### YOUR TASK
Print the whole listing exactly.

### EXTRACTED DATA
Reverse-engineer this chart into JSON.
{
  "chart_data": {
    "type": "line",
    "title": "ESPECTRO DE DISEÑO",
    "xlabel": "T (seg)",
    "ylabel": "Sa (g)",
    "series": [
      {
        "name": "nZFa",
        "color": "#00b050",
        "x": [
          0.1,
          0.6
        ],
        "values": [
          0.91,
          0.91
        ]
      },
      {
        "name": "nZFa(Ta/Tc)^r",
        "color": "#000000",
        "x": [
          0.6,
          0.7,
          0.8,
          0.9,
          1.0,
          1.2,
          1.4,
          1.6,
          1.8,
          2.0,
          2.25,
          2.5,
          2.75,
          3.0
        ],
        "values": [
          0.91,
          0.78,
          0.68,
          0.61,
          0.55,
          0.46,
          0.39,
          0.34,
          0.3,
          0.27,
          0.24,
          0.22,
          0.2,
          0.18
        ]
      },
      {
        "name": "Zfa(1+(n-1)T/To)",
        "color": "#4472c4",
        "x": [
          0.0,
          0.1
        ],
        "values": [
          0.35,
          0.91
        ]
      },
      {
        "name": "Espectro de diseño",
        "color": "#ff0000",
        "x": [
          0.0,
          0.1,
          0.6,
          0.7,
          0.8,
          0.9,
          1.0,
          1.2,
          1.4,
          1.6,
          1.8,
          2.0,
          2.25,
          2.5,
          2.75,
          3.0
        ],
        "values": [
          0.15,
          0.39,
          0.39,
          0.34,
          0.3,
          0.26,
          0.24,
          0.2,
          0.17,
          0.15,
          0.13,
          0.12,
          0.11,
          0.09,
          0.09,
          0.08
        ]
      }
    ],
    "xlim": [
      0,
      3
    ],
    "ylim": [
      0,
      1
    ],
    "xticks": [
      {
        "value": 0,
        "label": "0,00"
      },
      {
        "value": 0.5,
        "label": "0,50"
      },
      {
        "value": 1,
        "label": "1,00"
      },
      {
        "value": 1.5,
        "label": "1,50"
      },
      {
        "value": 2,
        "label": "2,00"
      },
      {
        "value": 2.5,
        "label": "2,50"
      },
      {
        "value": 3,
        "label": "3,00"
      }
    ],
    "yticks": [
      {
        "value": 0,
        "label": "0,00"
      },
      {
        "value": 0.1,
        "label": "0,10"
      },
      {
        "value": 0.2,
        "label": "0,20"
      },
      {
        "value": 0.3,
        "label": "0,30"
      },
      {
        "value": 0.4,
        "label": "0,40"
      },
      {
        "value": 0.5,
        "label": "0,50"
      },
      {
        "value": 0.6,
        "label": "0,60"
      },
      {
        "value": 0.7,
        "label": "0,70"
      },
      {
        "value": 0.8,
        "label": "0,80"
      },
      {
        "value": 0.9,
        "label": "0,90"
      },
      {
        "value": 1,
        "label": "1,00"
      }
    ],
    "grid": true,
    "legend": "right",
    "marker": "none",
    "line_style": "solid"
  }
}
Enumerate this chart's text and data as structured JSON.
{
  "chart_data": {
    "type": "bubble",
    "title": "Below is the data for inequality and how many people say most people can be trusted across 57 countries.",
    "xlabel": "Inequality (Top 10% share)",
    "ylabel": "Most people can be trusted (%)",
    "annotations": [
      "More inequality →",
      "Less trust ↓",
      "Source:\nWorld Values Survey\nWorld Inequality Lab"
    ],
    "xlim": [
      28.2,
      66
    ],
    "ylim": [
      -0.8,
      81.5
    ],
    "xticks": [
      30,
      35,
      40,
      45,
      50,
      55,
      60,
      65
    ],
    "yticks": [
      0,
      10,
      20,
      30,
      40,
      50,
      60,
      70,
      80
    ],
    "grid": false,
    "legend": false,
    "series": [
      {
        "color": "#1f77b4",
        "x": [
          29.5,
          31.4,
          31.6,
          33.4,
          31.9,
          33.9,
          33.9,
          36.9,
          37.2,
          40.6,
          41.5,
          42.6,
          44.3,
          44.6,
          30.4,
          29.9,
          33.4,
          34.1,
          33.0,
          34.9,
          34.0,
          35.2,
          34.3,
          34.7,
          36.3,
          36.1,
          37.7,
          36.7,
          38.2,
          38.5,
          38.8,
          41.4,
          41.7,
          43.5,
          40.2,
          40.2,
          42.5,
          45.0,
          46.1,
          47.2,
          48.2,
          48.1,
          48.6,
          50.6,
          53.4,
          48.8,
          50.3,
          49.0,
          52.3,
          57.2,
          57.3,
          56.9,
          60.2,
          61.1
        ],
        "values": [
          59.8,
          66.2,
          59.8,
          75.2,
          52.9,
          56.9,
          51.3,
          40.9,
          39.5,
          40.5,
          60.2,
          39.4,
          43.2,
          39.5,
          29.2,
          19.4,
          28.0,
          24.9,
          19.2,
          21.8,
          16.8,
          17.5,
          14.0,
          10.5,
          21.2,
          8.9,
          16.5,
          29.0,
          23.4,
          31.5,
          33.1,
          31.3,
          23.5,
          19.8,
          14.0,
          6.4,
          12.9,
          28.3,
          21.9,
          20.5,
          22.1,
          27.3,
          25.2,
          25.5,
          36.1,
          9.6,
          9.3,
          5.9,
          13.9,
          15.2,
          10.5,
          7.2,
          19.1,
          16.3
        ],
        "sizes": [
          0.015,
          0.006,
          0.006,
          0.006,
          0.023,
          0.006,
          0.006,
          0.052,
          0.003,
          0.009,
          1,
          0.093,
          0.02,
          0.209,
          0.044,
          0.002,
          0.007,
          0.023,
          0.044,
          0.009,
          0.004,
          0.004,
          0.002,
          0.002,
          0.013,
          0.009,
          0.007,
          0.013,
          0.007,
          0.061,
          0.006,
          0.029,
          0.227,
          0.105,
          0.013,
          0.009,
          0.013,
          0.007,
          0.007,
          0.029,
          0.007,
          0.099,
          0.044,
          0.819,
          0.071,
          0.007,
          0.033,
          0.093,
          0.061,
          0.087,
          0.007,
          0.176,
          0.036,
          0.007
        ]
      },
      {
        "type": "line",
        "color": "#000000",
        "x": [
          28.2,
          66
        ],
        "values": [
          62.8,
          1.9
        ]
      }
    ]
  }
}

### SOLUTION FOR THIS TASK
Reverse-engineer this chart into JSON.
{
  "chart_data": {
    "type": "line",
    "title": "ESPECTRO DE DISEÑO",
    "xlabel": "T (seg)",
    "ylabel": "Sa (g)",
    "series": [
      {
        "name": "nZFa",
        "color": "#00b050",
        "x": [
          0.1,
          0.6
        ],
        "values": [
          0.91,
          0.91
        ]
      },
      {
        "name": "nZFa(Ta/Tc)^r",
        "color": "#000000",
        "x": [
          0.6,
          0.7,
          0.8,
          0.9,
          1.0,
          1.2,
          1.4,
          1.6,
          1.8,
          2.0,
          2.25,
          2.5,
          2.75,
          3.0
        ],
        "values": [
          0.91,
          0.78,
          0.68,
          0.61,
          0.55,
          0.46,
          0.39,
          0.34,
          0.3,
          0.27,
          0.24,
          0.22,
          0.2,
          0.18
        ]
      },
      {
        "name": "Zfa(1+(n-1)T/To)",
        "color": "#4472c4",
        "x": [
          0.0,
          0.1
        ],
        "values": [
          0.35,
          0.91
        ]
      },
      {
        "name": "Espectro de diseño",
        "color": "#ff0000",
        "x": [
          0.0,
          0.1,
          0.6,
          0.7,
          0.8,
          0.9,
          1.0,
          1.2,
          1.4,
          1.6,
          1.8,
          2.0,
          2.25,
          2.5,
          2.75,
          3.0
        ],
        "values": [
          0.15,
          0.39,
          0.39,
          0.34,
          0.3,
          0.26,
          0.24,
          0.2,
          0.17,
          0.15,
          0.13,
          0.12,
          0.11,
          0.09,
          0.09,
          0.08
        ]
      }
    ],
    "xlim": [
      0,
      3
    ],
    "ylim": [
      0,
      1
    ],
    "xticks": [
      {
        "value": 0,
        "label": "0,00"
      },
      {
        "value": 0.5,
        "label": "0,50"
      },
      {
        "value": 1,
        "label": "1,00"
      },
      {
        "value": 1.5,
        "label": "1,50"
      },
      {
        "value": 2,
        "label": "2,00"
      },
      {
        "value": 2.5,
        "label": "2,50"
      },
      {
        "value": 3,
        "label": "3,00"
      }
    ],
    "yticks": [
      {
        "value": 0,
        "label": "0,00"
      },
      {
        "value": 0.1,
        "label": "0,10"
      },
      {
        "value": 0.2,
        "label": "0,20"
      },
      {
        "value": 0.3,
        "label": "0,30"
      },
      {
        "value": 0.4,
        "label": "0,40"
      },
      {
        "value": 0.5,
        "label": "0,50"
      },
      {
        "value": 0.6,
        "label": "0,60"
      },
      {
        "value": 0.7,
        "label": "0,70"
      },
      {
        "value": 0.8,
        "label": "0,80"
      },
      {
        "value": 0.9,
        "label": "0,90"
      },
      {
        "value": 1,
        "label": "1,00"
      }
    ],
    "grid": true,
    "legend": "right",
    "marker": "none",
    "line_style": "solid"
  }
}
Enumerate this chart's text and data as structured JSON.
{
  "chart_data": {
    "type": "bubble",
    "title": "Below is the data for inequality and how many people say most people can be trusted across 57 countries.",
    "xlabel": "Inequality (Top 10% share)",
    "ylabel": "Most people can be trusted (%)",
    "annotations": [
      "More inequality →",
      "Less trust ↓",
      "Source:\nWorld Values Survey\nWorld Inequality Lab"
    ],
    "xlim": [
      28.2,
      66
    ],
    "ylim": [
      -0.8,
      81.5
    ],
    "xticks": [
      30,
      35,
      40,
      45,
      50,
      55,
      60,
      65
    ],
    "yticks": [
      0,
      10,
      20,
      30,
      40,
      50,
      60,
      70,
      80
    ],
    "grid": false,
    "legend": false,
    "series": [
      {
        "color": "#1f77b4",
        "x": [
          29.5,
          31.4,
          31.6,
          33.4,
          31.9,
          33.9,
          33.9,
          36.9,
          37.2,
          40.6,
          41.5,
          42.6,
          44.3,
          44.6,
          30.4,
          29.9,
          33.4,
          34.1,
          33.0,
          34.9,
          34.0,
          35.2,
          34.3,
          34.7,
          36.3,
          36.1,
          37.7,
          36.7,
          38.2,
          38.5,
          38.8,
          41.4,
          41.7,
          43.5,
          40.2,
          40.2,
          42.5,
          45.0,
          46.1,
          47.2,
          48.2,
          48.1,
          48.6,
          50.6,
          53.4,
          48.8,
          50.3,
          49.0,
          52.3,
          57.2,
          57.3,
          56.9,
          60.2,
          61.1
        ],
        "values": [
          59.8,
          66.2,
          59.8,
          75.2,
          52.9,
          56.9,
          51.3,
          40.9,
          39.5,
          40.5,
          60.2,
          39.4,
          43.2,
          39.5,
          29.2,
          19.4,
          28.0,
          24.9,
          19.2,
          21.8,
          16.8,
          17.5,
          14.0,
          10.5,
          21.2,
          8.9,
          16.5,
          29.0,
          23.4,
          31.5,
          33.1,
          31.3,
          23.5,
          19.8,
          14.0,
          6.4,
          12.9,
          28.3,
          21.9,
          20.5,
          22.1,
          27.3,
          25.2,
          25.5,
          36.1,
          9.6,
          9.3,
          5.9,
          13.9,
          15.2,
          10.5,
          7.2,
          19.1,
          16.3
        ],
        "sizes": [
          0.015,
          0.006,
          0.006,
          0.006,
          0.023,
          0.006,
          0.006,
          0.052,
          0.003,
          0.009,
          1,
          0.093,
          0.02,
          0.209,
          0.044,
          0.002,
          0.007,
          0.023,
          0.044,
          0.009,
          0.004,
          0.004,
          0.002,
          0.002,
          0.013,
          0.009,
          0.007,
          0.013,
          0.007,
          0.061,
          0.006,
          0.029,
          0.227,
          0.105,
          0.013,
          0.009,
          0.013,
          0.007,
          0.007,
          0.029,
          0.007,
          0.099,
          0.044,
          0.819,
          0.071,
          0.007,
          0.033,
          0.093,
          0.061,
          0.087,
          0.007,
          0.176,
          0.036,
          0.007
        ]
      },
      {
        "type": "line",
        "color": "#000000",
        "x": [
          28.2,
          66
        ],
        "values": [
          62.8,
          1.9
        ]
      }
    ]
  }
}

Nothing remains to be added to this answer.